● **Task**
Repeat the listing in full, exactly as it stands.

** START **

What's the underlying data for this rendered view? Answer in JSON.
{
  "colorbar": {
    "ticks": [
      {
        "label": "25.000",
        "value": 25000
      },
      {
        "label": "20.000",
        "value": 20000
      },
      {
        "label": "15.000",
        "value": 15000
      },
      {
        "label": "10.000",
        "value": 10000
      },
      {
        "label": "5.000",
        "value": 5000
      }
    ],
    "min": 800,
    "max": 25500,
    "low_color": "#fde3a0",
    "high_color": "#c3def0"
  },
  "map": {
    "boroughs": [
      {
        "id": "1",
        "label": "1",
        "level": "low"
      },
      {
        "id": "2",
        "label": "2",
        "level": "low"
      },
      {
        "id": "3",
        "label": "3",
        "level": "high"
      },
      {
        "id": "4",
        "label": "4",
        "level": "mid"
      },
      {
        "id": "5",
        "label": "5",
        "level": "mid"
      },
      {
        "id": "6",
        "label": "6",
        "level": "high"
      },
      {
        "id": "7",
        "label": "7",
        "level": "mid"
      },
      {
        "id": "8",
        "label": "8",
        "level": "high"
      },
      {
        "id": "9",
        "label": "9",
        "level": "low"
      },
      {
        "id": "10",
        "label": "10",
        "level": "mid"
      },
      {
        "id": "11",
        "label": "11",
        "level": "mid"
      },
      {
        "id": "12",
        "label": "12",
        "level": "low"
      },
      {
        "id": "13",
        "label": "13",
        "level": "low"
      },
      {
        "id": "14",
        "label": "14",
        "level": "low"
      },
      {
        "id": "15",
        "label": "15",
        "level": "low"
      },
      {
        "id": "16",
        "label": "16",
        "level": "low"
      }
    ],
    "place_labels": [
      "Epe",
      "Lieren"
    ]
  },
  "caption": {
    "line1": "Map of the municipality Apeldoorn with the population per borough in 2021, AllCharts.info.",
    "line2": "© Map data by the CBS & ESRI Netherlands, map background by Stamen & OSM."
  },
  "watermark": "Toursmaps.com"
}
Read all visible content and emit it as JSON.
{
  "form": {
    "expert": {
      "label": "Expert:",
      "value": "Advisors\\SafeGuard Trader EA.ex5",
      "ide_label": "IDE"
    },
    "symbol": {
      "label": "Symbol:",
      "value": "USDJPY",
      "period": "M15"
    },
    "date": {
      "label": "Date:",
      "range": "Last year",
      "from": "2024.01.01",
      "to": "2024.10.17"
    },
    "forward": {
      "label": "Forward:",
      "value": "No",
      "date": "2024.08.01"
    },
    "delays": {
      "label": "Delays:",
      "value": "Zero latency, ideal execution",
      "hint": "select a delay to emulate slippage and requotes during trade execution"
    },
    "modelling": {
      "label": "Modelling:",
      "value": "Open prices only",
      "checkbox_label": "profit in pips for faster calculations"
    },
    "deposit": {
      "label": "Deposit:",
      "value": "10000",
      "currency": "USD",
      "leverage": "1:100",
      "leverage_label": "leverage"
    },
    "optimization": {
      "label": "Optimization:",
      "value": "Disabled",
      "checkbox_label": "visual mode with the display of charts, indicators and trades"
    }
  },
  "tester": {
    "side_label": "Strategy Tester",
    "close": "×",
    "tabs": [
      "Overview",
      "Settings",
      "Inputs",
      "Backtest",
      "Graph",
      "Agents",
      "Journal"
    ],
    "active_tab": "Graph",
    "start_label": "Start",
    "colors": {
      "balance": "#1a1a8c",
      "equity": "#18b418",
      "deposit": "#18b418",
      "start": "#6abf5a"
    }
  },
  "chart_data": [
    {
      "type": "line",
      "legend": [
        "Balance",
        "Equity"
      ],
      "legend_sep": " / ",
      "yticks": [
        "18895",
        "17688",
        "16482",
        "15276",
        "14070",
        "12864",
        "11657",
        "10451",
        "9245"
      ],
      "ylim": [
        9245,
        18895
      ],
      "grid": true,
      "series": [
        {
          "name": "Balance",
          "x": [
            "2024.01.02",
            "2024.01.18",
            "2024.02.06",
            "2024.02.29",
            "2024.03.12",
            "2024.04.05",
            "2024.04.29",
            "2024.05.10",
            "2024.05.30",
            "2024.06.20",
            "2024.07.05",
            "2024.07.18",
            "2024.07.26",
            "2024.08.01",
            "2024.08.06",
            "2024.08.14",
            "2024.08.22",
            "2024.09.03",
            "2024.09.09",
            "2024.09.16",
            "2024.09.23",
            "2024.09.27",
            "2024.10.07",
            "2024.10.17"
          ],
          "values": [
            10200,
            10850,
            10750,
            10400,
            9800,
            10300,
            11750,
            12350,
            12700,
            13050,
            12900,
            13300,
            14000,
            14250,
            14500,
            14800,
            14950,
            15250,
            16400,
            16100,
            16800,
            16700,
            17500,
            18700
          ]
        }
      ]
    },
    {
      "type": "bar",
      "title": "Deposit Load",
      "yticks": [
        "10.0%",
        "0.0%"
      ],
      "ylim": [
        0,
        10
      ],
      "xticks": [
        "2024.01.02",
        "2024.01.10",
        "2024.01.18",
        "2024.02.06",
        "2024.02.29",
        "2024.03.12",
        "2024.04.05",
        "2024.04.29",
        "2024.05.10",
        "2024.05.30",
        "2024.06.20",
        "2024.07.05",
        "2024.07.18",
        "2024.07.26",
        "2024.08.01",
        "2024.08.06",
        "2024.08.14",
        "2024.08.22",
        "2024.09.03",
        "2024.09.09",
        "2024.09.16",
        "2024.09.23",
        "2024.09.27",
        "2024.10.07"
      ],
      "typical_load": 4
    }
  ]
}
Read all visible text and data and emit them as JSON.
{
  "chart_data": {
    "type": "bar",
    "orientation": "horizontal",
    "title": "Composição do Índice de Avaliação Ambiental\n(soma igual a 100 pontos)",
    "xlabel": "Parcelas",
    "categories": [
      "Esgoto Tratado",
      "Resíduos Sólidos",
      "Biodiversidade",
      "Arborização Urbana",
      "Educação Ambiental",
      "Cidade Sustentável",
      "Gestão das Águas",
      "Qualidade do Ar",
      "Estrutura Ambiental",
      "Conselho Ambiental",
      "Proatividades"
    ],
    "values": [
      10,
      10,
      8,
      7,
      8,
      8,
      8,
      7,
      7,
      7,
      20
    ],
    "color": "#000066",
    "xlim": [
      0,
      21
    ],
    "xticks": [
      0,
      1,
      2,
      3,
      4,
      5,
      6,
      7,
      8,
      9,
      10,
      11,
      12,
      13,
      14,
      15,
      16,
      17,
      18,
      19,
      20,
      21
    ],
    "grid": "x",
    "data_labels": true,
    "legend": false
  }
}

** END **

● **Output of the exercise**
What's the underlying data for this rendered view? Answer in JSON.
{
  "colorbar": {
    "ticks": [
      {
        "label": "25.000",
        "value": 25000
      },
      {
        "label": "20.000",
        "value": 20000
      },
      {
        "label": "15.000",
        "value": 15000
      },
      {
        "label": "10.000",
        "value": 10000
      },
      {
        "label": "5.000",
        "value": 5000
      }
    ],
    "min": 800,
    "max": 25500,
    "low_color": "#fde3a0",
    "high_color": "#c3def0"
  },
  "map": {
    "boroughs": [
      {
        "id": "1",
        "label": "1",
        "level": "low"
      },
      {
        "id": "2",
        "label": "2",
        "level": "low"
      },
      {
        "id": "3",
        "label": "3",
        "level": "high"
      },
      {
        "id": "4",
        "label": "4",
        "level": "mid"
      },
      {
        "id": "5",
        "label": "5",
        "level": "mid"
      },
      {
        "id": "6",
        "label": "6",
        "level": "high"
      },
      {
        "id": "7",
        "label": "7",
        "level": "mid"
      },
      {
        "id": "8",
        "label": "8",
        "level": "high"
      },
      {
        "id": "9",
        "label": "9",
        "level": "low"
      },
      {
        "id": "10",
        "label": "10",
        "level": "mid"
      },
      {
        "id": "11",
        "label": "11",
        "level": "mid"
      },
      {
        "id": "12",
        "label": "12",
        "level": "low"
      },
      {
        "id": "13",
        "label": "13",
        "level": "low"
      },
      {
        "id": "14",
        "label": "14",
        "level": "low"
      },
      {
        "id": "15",
        "label": "15",
        "level": "low"
      },
      {
        "id": "16",
        "label": "16",
        "level": "low"
      }
    ],
    "place_labels": [
      "Epe",
      "Lieren"
    ]
  },
  "caption": {
    "line1": "Map of the municipality Apeldoorn with the population per borough in 2021, AllCharts.info.",
    "line2": "© Map data by the CBS & ESRI Netherlands, map background by Stamen & OSM."
  },
  "watermark": "Toursmaps.com"
}
Read all visible content and emit it as JSON.
{
  "form": {
    "expert": {
      "label": "Expert:",
      "value": "Advisors\\SafeGuard Trader EA.ex5",
      "ide_label": "IDE"
    },
    "symbol": {
      "label": "Symbol:",
      "value": "USDJPY",
      "period": "M15"
    },
    "date": {
      "label": "Date:",
      "range": "Last year",
      "from": "2024.01.01",
      "to": "2024.10.17"
    },
    "forward": {
      "label": "Forward:",
      "value": "No",
      "date": "2024.08.01"
    },
    "delays": {
      "label": "Delays:",
      "value": "Zero latency, ideal execution",
      "hint": "select a delay to emulate slippage and requotes during trade execution"
    },
    "modelling": {
      "label": "Modelling:",
      "value": "Open prices only",
      "checkbox_label": "profit in pips for faster calculations"
    },
    "deposit": {
      "label": "Deposit:",
      "value": "10000",
      "currency": "USD",
      "leverage": "1:100",
      "leverage_label": "leverage"
    },
    "optimization": {
      "label": "Optimization:",
      "value": "Disabled",
      "checkbox_label": "visual mode with the display of charts, indicators and trades"
    }
  },
  "tester": {
    "side_label": "Strategy Tester",
    "close": "×",
    "tabs": [
      "Overview",
      "Settings",
      "Inputs",
      "Backtest",
      "Graph",
      "Agents",
      "Journal"
    ],
    "active_tab": "Graph",
    "start_label": "Start",
    "colors": {
      "balance": "#1a1a8c",
      "equity": "#18b418",
      "deposit": "#18b418",
      "start": "#6abf5a"
    }
  },
  "chart_data": [
    {
      "type": "line",
      "legend": [
        "Balance",
        "Equity"
      ],
      "legend_sep": " / ",
      "yticks": [
        "18895",
        "17688",
        "16482",
        "15276",
        "14070",
        "12864",
        "11657",
        "10451",
        "9245"
      ],
      "ylim": [
        9245,
        18895
      ],
      "grid": true,
      "series": [
        {
          "name": "Balance",
          "x": [
            "2024.01.02",
            "2024.01.18",
            "2024.02.06",
            "2024.02.29",
            "2024.03.12",
            "2024.04.05",
            "2024.04.29",
            "2024.05.10",
            "2024.05.30",
            "2024.06.20",
            "2024.07.05",
            "2024.07.18",
            "2024.07.26",
            "2024.08.01",
            "2024.08.06",
            "2024.08.14",
            "2024.08.22",
            "2024.09.03",
            "2024.09.09",
            "2024.09.16",
            "2024.09.23",
            "2024.09.27",
            "2024.10.07",
            "2024.10.17"
          ],
          "values": [
            10200,
            10850,
            10750,
            10400,
            9800,
            10300,
            11750,
            12350,
            12700,
            13050,
            12900,
            13300,
            14000,
            14250,
            14500,
            14800,
            14950,
            15250,
            16400,
            16100,
            16800,
            16700,
            17500,
            18700
          ]
        }
      ]
    },
    {
      "type": "bar",
      "title": "Deposit Load",
      "yticks": [
        "10.0%",
        "0.0%"
      ],
      "ylim": [
        0,
        10
      ],
      "xticks": [
        "2024.01.02",
        "2024.01.10",
        "2024.01.18",
        "2024.02.06",
        "2024.02.29",
        "2024.03.12",
        "2024.04.05",
        "2024.04.29",
        "2024.05.10",
        "2024.05.30",
        "2024.06.20",
        "2024.07.05",
        "2024.07.18",
        "2024.07.26",
        "2024.08.01",
        "2024.08.06",
        "2024.08.14",
        "2024.08.22",
        "2024.09.03",
        "2024.09.09",
        "2024.09.16",
        "2024.09.23",
        "2024.09.27",
        "2024.10.07"
      ],
      "typical_load": 4
    }
  ]
}
Read all visible text and data and emit them as JSON.
{
  "chart_data": {
    "type": "bar",
    "orientation": "horizontal",
    "title": "Composição do Índice de Avaliação Ambiental\n(soma igual a 100 pontos)",
    "xlabel": "Parcelas",
    "categories": [
      "Esgoto Tratado",
      "Resíduos Sólidos",
      "Biodiversidade",
      "Arborização Urbana",
      "Educação Ambiental",
      "Cidade Sustentável",
      "Gestão das Águas",
      "Qualidade do Ar",
      "Estrutura Ambiental",
      "Conselho Ambiental",
      "Proatividades"
    ],
    "values": [
      10,
      10,
      8,
      7,
      8,
      8,
      8,
      7,
      7,
      7,
      20
    ],
    "color": "#000066",
    "xlim": [
      0,
      21
    ],
    "xticks": [
      0,
      1,
      2,
      3,
      4,
      5,
      6,
      7,
      8,
      9,
      10,
      11,
      12,
      13,
      14,
      15,
      16,
      17,
      18,
      19,
      20,
      21
    ],
    "grid": "x",
    "data_labels": true,
    "legend": false
  }
}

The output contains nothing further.